*TASK PROMPT*: Reproduce the data exactly.

— START DATASET EXTRACT —

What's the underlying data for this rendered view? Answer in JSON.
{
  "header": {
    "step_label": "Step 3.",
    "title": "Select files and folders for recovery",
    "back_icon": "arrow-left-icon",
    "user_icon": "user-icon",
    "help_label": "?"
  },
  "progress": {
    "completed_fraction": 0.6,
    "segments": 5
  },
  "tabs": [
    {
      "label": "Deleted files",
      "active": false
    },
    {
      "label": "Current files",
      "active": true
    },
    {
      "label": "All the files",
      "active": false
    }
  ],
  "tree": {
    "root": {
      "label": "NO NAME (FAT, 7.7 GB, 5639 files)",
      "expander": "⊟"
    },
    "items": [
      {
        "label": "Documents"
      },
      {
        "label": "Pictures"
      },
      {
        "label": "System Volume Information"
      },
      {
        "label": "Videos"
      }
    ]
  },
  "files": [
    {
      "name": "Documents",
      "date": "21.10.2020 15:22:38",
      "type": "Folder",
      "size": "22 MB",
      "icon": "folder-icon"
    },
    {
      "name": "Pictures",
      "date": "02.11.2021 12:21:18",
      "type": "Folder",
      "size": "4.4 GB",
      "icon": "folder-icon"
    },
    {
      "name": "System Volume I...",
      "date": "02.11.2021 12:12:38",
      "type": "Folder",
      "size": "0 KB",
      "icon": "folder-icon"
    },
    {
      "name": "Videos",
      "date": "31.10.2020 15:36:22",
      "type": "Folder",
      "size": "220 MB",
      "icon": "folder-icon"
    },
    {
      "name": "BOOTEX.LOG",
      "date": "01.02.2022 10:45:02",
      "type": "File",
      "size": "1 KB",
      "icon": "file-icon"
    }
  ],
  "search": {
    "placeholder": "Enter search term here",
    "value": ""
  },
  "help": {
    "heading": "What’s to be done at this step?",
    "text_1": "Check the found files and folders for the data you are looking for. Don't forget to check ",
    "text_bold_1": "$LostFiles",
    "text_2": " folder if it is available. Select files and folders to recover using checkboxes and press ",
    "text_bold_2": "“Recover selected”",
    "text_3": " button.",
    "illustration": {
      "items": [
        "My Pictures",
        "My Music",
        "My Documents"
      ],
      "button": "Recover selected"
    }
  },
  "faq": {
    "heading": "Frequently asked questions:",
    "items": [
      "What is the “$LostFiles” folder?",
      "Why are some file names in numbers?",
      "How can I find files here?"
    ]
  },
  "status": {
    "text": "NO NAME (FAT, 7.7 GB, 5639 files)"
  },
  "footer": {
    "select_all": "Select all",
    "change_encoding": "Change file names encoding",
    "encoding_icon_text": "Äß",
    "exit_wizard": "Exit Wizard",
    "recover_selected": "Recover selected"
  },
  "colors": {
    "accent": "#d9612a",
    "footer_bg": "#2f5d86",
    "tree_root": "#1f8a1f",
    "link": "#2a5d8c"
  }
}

— END DATASET EXTRACT —

*EXERCISE RESPONSE*:
What's the underlying data for this rendered view? Answer in JSON.
{
  "header": {
    "step_label": "Step 3.",
    "title": "Select files and folders for recovery",
    "back_icon": "arrow-left-icon",
    "user_icon": "user-icon",
    "help_label": "?"
  },
  "progress": {
    "completed_fraction": 0.6,
    "segments": 5
  },
  "tabs": [
    {
      "label": "Deleted files",
      "active": false
    },
    {
      "label": "Current files",
      "active": true
    },
    {
      "label": "All the files",
      "active": false
    }
  ],
  "tree": {
    "root": {
      "label": "NO NAME (FAT, 7.7 GB, 5639 files)",
      "expander": "⊟"
    },
    "items": [
      {
        "label": "Documents"
      },
      {
        "label": "Pictures"
      },
      {
        "label": "System Volume Information"
      },
      {
        "label": "Videos"
      }
    ]
  },
  "files": [
    {
      "name": "Documents",
      "date": "21.10.2020 15:22:38",
      "type": "Folder",
      "size": "22 MB",
      "icon": "folder-icon"
    },
    {
      "name": "Pictures",
      "date": "02.11.2021 12:21:18",
      "type": "Folder",
      "size": "4.4 GB",
      "icon": "folder-icon"
    },
    {
      "name": "System Volume I...",
      "date": "02.11.2021 12:12:38",
      "type": "Folder",
      "size": "0 KB",
      "icon": "folder-icon"
    },
    {
      "name": "Videos",
      "date": "31.10.2020 15:36:22",
      "type": "Folder",
      "size": "220 MB",
      "icon": "folder-icon"
    },
    {
      "name": "BOOTEX.LOG",
      "date": "01.02.2022 10:45:02",
      "type": "File",
      "size": "1 KB",
      "icon": "file-icon"
    }
  ],
  "search": {
    "placeholder": "Enter search term here",
    "value": ""
  },
  "help": {
    "heading": "What’s to be done at this step?",
    "text_1": "Check the found files and folders for the data you are looking for. Don't forget to check ",
    "text_bold_1": "$LostFiles",
    "text_2": " folder if it is available. Select files and folders to recover using checkboxes and press ",
    "text_bold_2": "“Recover selected”",
    "text_3": " button.",
    "illustration": {
      "items": [
        "My Pictures",
        "My Music",
        "My Documents"
      ],
      "button": "Recover selected"
    }
  },
  "faq": {
    "heading": "Frequently asked questions:",
    "items": [
      "What is the “$LostFiles” folder?",
      "Why are some file names in numbers?",
      "How can I find files here?"
    ]
  },
  "status": {
    "text": "NO NAME (FAT, 7.7 GB, 5639 files)"
  },
  "footer": {
    "select_all": "Select all",
    "change_encoding": "Change file names encoding",
    "encoding_icon_text": "Äß",
    "exit_wizard": "Exit Wizard",
    "recover_selected": "Recover selected"
  },
  "colors": {
    "accent": "#d9612a",
    "footer_bg": "#2f5d86",
    "tree_root": "#1f8a1f",
    "link": "#2a5d8c"
  }
}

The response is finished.